Description of the task » Check each line below for the word "Canadian", and copy those that have it.

Figure record listings:
══════════
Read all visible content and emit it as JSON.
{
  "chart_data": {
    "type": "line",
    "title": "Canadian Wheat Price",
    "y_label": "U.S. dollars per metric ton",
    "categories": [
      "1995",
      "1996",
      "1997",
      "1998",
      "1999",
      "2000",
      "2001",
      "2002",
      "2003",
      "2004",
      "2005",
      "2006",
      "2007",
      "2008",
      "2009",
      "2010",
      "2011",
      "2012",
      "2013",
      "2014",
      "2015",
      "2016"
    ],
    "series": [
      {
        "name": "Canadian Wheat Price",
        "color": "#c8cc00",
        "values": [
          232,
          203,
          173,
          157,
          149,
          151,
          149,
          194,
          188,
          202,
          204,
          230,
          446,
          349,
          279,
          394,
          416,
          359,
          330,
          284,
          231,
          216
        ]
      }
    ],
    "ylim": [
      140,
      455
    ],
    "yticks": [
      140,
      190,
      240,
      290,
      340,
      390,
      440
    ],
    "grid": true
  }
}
══════════
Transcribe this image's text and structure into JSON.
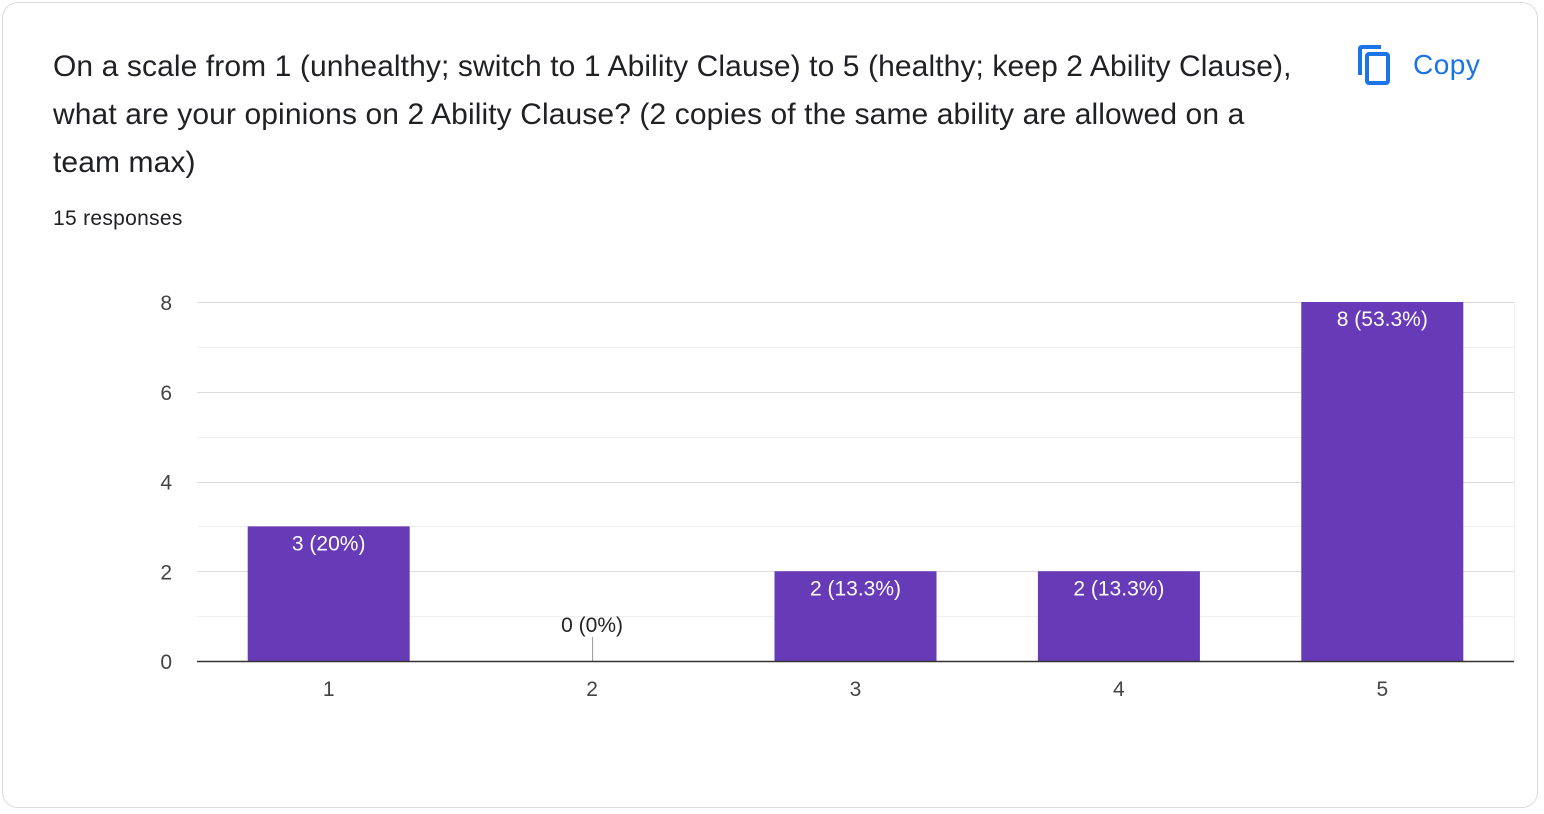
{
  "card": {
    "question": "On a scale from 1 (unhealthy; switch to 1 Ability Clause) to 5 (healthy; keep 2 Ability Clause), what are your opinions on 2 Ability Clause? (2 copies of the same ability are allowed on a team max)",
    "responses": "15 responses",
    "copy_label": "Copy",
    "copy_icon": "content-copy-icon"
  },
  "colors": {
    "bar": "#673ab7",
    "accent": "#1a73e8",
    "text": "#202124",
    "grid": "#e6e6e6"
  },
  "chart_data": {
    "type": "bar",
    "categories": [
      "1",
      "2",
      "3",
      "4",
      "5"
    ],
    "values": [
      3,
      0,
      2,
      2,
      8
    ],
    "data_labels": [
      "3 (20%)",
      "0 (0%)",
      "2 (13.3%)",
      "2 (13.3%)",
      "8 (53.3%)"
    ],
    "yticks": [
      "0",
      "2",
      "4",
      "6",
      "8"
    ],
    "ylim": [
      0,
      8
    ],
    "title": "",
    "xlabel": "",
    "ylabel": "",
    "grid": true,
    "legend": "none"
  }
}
══════════
Solution »
    "title": "Canadian Wheat Price",
        "name": "Canadian Wheat Price",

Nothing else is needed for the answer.